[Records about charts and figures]

## BEGIN

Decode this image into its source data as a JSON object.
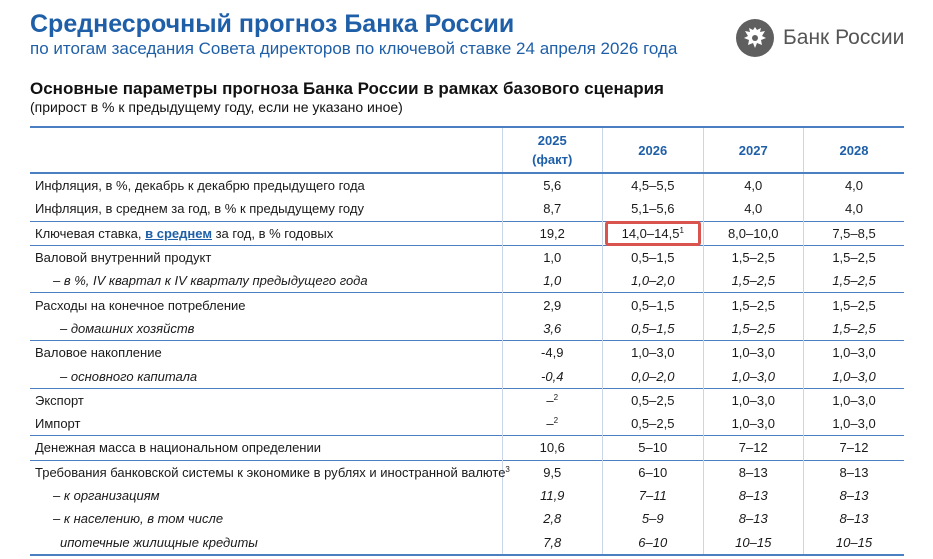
{
  "header": {
    "title": "Среднесрочный прогноз Банка России",
    "subtitle": "по итогам заседания Совета директоров по ключевой ставке 24 апреля 2026 года",
    "logo_text": "Банк России",
    "logo_icon": "double-headed-eagle-icon"
  },
  "section": {
    "title": "Основные параметры прогноза Банка России в рамках базового сценария",
    "note": "(прирост в % к предыдущему году, если не указано иное)"
  },
  "table": {
    "headers": {
      "y2025_line1": "2025",
      "y2025_line2": "(факт)",
      "y2026": "2026",
      "y2027": "2027",
      "y2028": "2028"
    },
    "rows": [
      {
        "label": "Инфляция, в %, декабрь к декабрю предыдущего года",
        "v2025": "5,6",
        "v2026": "4,5–5,5",
        "v2027": "4,0",
        "v2028": "4,0"
      },
      {
        "label": "Инфляция, в среднем за год, в % к предыдущему году",
        "v2025": "8,7",
        "v2026": "5,1–5,6",
        "v2027": "4,0",
        "v2028": "4,0"
      },
      {
        "label_before": "Ключевая ставка,",
        "label_link": "в среднем",
        "label_after": "за год, в % годовых",
        "v2025": "19,2",
        "v2026": "14,0–14,5",
        "v2026_note": "1",
        "v2027": "8,0–10,0",
        "v2028": "7,5–8,5"
      },
      {
        "label": "Валовой внутренний продукт",
        "v2025": "1,0",
        "v2026": "0,5–1,5",
        "v2027": "1,5–2,5",
        "v2028": "1,5–2,5"
      },
      {
        "label": "– в %, IV квартал к IV кварталу предыдущего года",
        "v2025": "1,0",
        "v2026": "1,0–2,0",
        "v2027": "1,5–2,5",
        "v2028": "1,5–2,5"
      },
      {
        "label": "Расходы на конечное потребление",
        "v2025": "2,9",
        "v2026": "0,5–1,5",
        "v2027": "1,5–2,5",
        "v2028": "1,5–2,5"
      },
      {
        "label": "– домашних хозяйств",
        "v2025": "3,6",
        "v2026": "0,5–1,5",
        "v2027": "1,5–2,5",
        "v2028": "1,5–2,5"
      },
      {
        "label": "Валовое накопление",
        "v2025": "-4,9",
        "v2026": "1,0–3,0",
        "v2027": "1,0–3,0",
        "v2028": "1,0–3,0"
      },
      {
        "label": "– основного капитала",
        "v2025": "-0,4",
        "v2026": "0,0–2,0",
        "v2027": "1,0–3,0",
        "v2028": "1,0–3,0"
      },
      {
        "label": "Экспорт",
        "v2025": "–",
        "v2025_note": "2",
        "v2026": "0,5–2,5",
        "v2027": "1,0–3,0",
        "v2028": "1,0–3,0"
      },
      {
        "label": "Импорт",
        "v2025": "–",
        "v2025_note": "2",
        "v2026": "0,5–2,5",
        "v2027": "1,0–3,0",
        "v2028": "1,0–3,0"
      },
      {
        "label": "Денежная масса в национальном определении",
        "v2025": "10,6",
        "v2026": "5–10",
        "v2027": "7–12",
        "v2028": "7–12"
      },
      {
        "label": "Требования банковской системы к экономике в рублях и иностранной валюте",
        "label_note": "3",
        "v2025": "9,5",
        "v2026": "6–10",
        "v2027": "8–13",
        "v2028": "8–13"
      },
      {
        "label": "– к организациям",
        "v2025": "11,9",
        "v2026": "7–11",
        "v2027": "8–13",
        "v2028": "8–13"
      },
      {
        "label": "– к населению, в том числе",
        "v2025": "2,8",
        "v2026": "5–9",
        "v2027": "8–13",
        "v2028": "8–13"
      },
      {
        "label": "ипотечные жилищные кредиты",
        "v2025": "7,8",
        "v2026": "6–10",
        "v2027": "10–15",
        "v2028": "10–15"
      }
    ]
  },
  "colors": {
    "title_blue": "#1f5fa8",
    "rule_blue": "#4a7fc1",
    "highlight_red": "#d9534f"
  }
}
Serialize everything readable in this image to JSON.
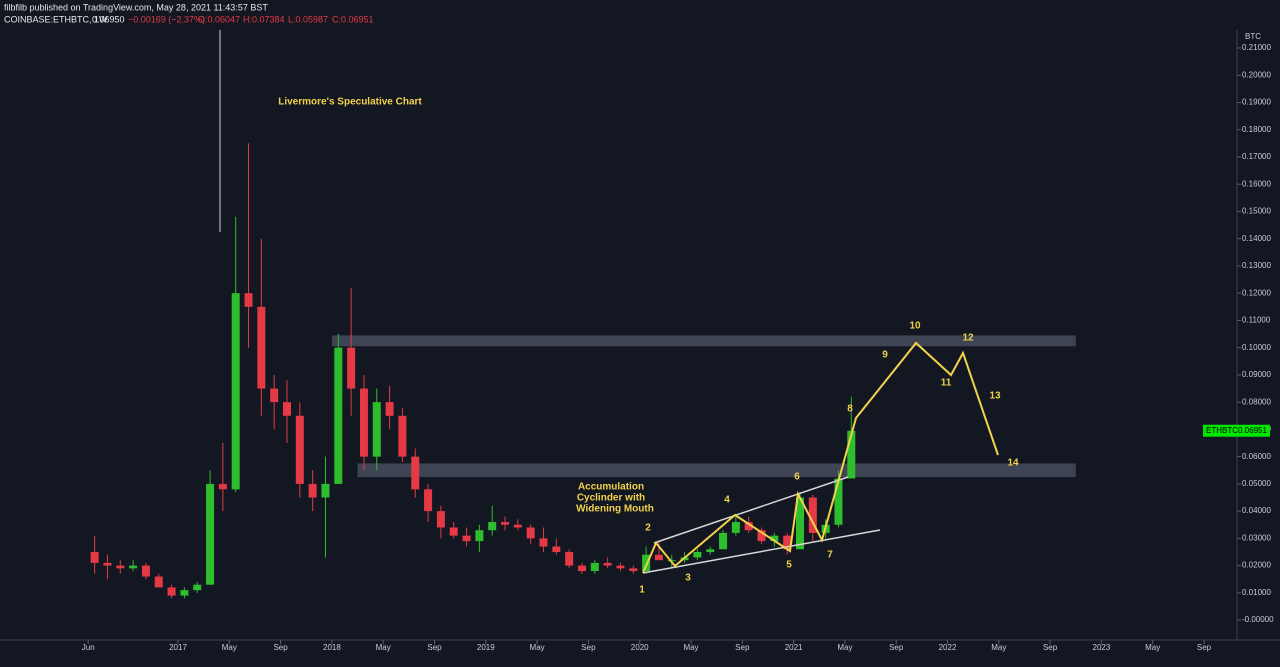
{
  "header": {
    "line1": "filbfilb published on TradingView.com, May 28, 2021 11:43:57 BST",
    "symbol": "COINBASE:ETHBTC, 1W",
    "last": "0.06950",
    "change": "−0.00169 (−2.37%)",
    "open": "O:0.06047",
    "high": "H:0.07384",
    "low": "L:0.05987",
    "close": "C:0.06951"
  },
  "chart_data": {
    "type": "candlestick",
    "axis_unit": "BTC",
    "annotation": "Livermore's Speculative Chart",
    "note_lines": [
      "Accumulation",
      "Cyclinder with",
      "Widening Mouth"
    ],
    "wave_labels": [
      "1",
      "2",
      "3",
      "4",
      "5",
      "6",
      "7",
      "8",
      "9",
      "10",
      "11",
      "12",
      "13",
      "14"
    ],
    "price_label": {
      "symbol": "ETHBTC",
      "value": 0.06951,
      "color": "#00e600"
    },
    "up_color": "#2dbd2d",
    "down_color": "#e53946",
    "zone_color": "#4a5060",
    "zones": [
      {
        "from": "2018-01",
        "to": "2022-11",
        "low": 0.1005,
        "high": 0.1045
      },
      {
        "from": "2018-03",
        "to": "2022-11",
        "low": 0.0525,
        "high": 0.0575
      }
    ],
    "x": [
      "2016-06",
      "2016-07",
      "2016-08",
      "2016-09",
      "2016-10",
      "2016-11",
      "2016-12",
      "2017-01",
      "2017-02",
      "2017-03",
      "2017-04",
      "2017-05",
      "2017-06",
      "2017-07",
      "2017-08",
      "2017-09",
      "2017-10",
      "2017-11",
      "2017-12",
      "2018-01",
      "2018-02",
      "2018-03",
      "2018-04",
      "2018-05",
      "2018-06",
      "2018-07",
      "2018-08",
      "2018-09",
      "2018-10",
      "2018-11",
      "2018-12",
      "2019-01",
      "2019-02",
      "2019-03",
      "2019-04",
      "2019-05",
      "2019-06",
      "2019-07",
      "2019-08",
      "2019-09",
      "2019-10",
      "2019-11",
      "2019-12",
      "2020-01",
      "2020-02",
      "2020-03",
      "2020-04",
      "2020-05",
      "2020-06",
      "2020-07",
      "2020-08",
      "2020-09",
      "2020-10",
      "2020-11",
      "2020-12",
      "2021-01",
      "2021-02",
      "2021-03",
      "2021-04",
      "2021-05"
    ],
    "open": [
      0.025,
      0.021,
      0.02,
      0.019,
      0.02,
      0.016,
      0.012,
      0.009,
      0.011,
      0.013,
      0.05,
      0.048,
      0.12,
      0.115,
      0.085,
      0.08,
      0.075,
      0.05,
      0.045,
      0.05,
      0.1,
      0.085,
      0.06,
      0.08,
      0.075,
      0.06,
      0.048,
      0.04,
      0.034,
      0.031,
      0.029,
      0.033,
      0.036,
      0.035,
      0.034,
      0.03,
      0.027,
      0.025,
      0.02,
      0.018,
      0.021,
      0.02,
      0.019,
      0.018,
      0.024,
      0.022,
      0.022,
      0.023,
      0.025,
      0.026,
      0.032,
      0.036,
      0.033,
      0.029,
      0.031,
      0.026,
      0.045,
      0.032,
      0.035,
      0.052
    ],
    "high": [
      0.031,
      0.024,
      0.022,
      0.022,
      0.021,
      0.017,
      0.013,
      0.012,
      0.014,
      0.055,
      0.065,
      0.148,
      0.175,
      0.14,
      0.09,
      0.088,
      0.08,
      0.055,
      0.06,
      0.105,
      0.122,
      0.09,
      0.085,
      0.086,
      0.078,
      0.063,
      0.05,
      0.042,
      0.036,
      0.034,
      0.035,
      0.042,
      0.038,
      0.037,
      0.035,
      0.034,
      0.03,
      0.026,
      0.021,
      0.022,
      0.023,
      0.021,
      0.02,
      0.027,
      0.029,
      0.024,
      0.025,
      0.026,
      0.027,
      0.033,
      0.038,
      0.038,
      0.034,
      0.032,
      0.032,
      0.047,
      0.046,
      0.037,
      0.055,
      0.082
    ],
    "low": [
      0.017,
      0.015,
      0.017,
      0.018,
      0.015,
      0.012,
      0.008,
      0.008,
      0.01,
      0.013,
      0.04,
      0.047,
      0.1,
      0.075,
      0.07,
      0.065,
      0.045,
      0.04,
      0.023,
      0.05,
      0.075,
      0.055,
      0.055,
      0.07,
      0.058,
      0.045,
      0.036,
      0.03,
      0.03,
      0.027,
      0.025,
      0.031,
      0.033,
      0.033,
      0.028,
      0.025,
      0.024,
      0.019,
      0.017,
      0.017,
      0.019,
      0.018,
      0.017,
      0.017,
      0.022,
      0.019,
      0.021,
      0.022,
      0.024,
      0.026,
      0.031,
      0.032,
      0.028,
      0.027,
      0.024,
      0.026,
      0.029,
      0.03,
      0.034,
      0.052
    ],
    "close": [
      0.021,
      0.02,
      0.019,
      0.02,
      0.016,
      0.012,
      0.009,
      0.011,
      0.013,
      0.05,
      0.048,
      0.12,
      0.115,
      0.085,
      0.08,
      0.075,
      0.05,
      0.045,
      0.05,
      0.1,
      0.085,
      0.06,
      0.08,
      0.075,
      0.06,
      0.048,
      0.04,
      0.034,
      0.031,
      0.029,
      0.033,
      0.036,
      0.035,
      0.034,
      0.03,
      0.027,
      0.025,
      0.02,
      0.018,
      0.021,
      0.02,
      0.019,
      0.018,
      0.024,
      0.022,
      0.022,
      0.023,
      0.025,
      0.026,
      0.032,
      0.036,
      0.033,
      0.029,
      0.031,
      0.026,
      0.045,
      0.032,
      0.035,
      0.052,
      0.0695
    ],
    "ylim": [
      -0.0073,
      0.2166
    ],
    "yticks": [
      {
        "value": 0.21,
        "label": "0.21000"
      },
      {
        "value": 0.2,
        "label": "0.20000"
      },
      {
        "value": 0.19,
        "label": "0.19000"
      },
      {
        "value": 0.18,
        "label": "0.18000"
      },
      {
        "value": 0.17,
        "label": "0.17000"
      },
      {
        "value": 0.16,
        "label": "0.16000"
      },
      {
        "value": 0.15,
        "label": "0.15000"
      },
      {
        "value": 0.14,
        "label": "0.14000"
      },
      {
        "value": 0.13,
        "label": "0.13000"
      },
      {
        "value": 0.12,
        "label": "0.12000"
      },
      {
        "value": 0.11,
        "label": "0.11000"
      },
      {
        "value": 0.1,
        "label": "0.10000"
      },
      {
        "value": 0.09,
        "label": "0.09000"
      },
      {
        "value": 0.08,
        "label": "0.08000"
      },
      {
        "value": 0.07,
        "label": "0.07000"
      },
      {
        "value": 0.06,
        "label": "0.06000"
      },
      {
        "value": 0.05,
        "label": "0.05000"
      },
      {
        "value": 0.04,
        "label": "0.04000"
      },
      {
        "value": 0.03,
        "label": "0.03000"
      },
      {
        "value": 0.02,
        "label": "0.02000"
      },
      {
        "value": 0.01,
        "label": "0.01000"
      },
      {
        "value": 0,
        "label": "-0.00000"
      }
    ],
    "xticks": [
      {
        "value": "2016-06",
        "label": "Jun"
      },
      {
        "value": "2017-01",
        "label": "2017"
      },
      {
        "value": "2017-05",
        "label": "May"
      },
      {
        "value": "2017-09",
        "label": "Sep"
      },
      {
        "value": "2018-01",
        "label": "2018"
      },
      {
        "value": "2018-05",
        "label": "May"
      },
      {
        "value": "2018-09",
        "label": "Sep"
      },
      {
        "value": "2019-01",
        "label": "2019"
      },
      {
        "value": "2019-05",
        "label": "May"
      },
      {
        "value": "2019-09",
        "label": "Sep"
      },
      {
        "value": "2020-01",
        "label": "2020"
      },
      {
        "value": "2020-05",
        "label": "May"
      },
      {
        "value": "2020-09",
        "label": "Sep"
      },
      {
        "value": "2021-01",
        "label": "2021"
      },
      {
        "value": "2021-05",
        "label": "May"
      },
      {
        "value": "2021-09",
        "label": "Sep"
      },
      {
        "value": "2022-01",
        "label": "2022"
      },
      {
        "value": "2022-05",
        "label": "May"
      },
      {
        "value": "2022-09",
        "label": "Sep"
      },
      {
        "value": "2023-01",
        "label": "2023"
      },
      {
        "value": "2023-05",
        "label": "May"
      },
      {
        "value": "2023-09",
        "label": "Sep"
      }
    ]
  }
}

## END

# What is being asked:
From the data above, pick out each line containing "this" and copy it.

# Reply:
Decode this image into its source data as a JSON object.
Serialize everything readable in this image to JSON.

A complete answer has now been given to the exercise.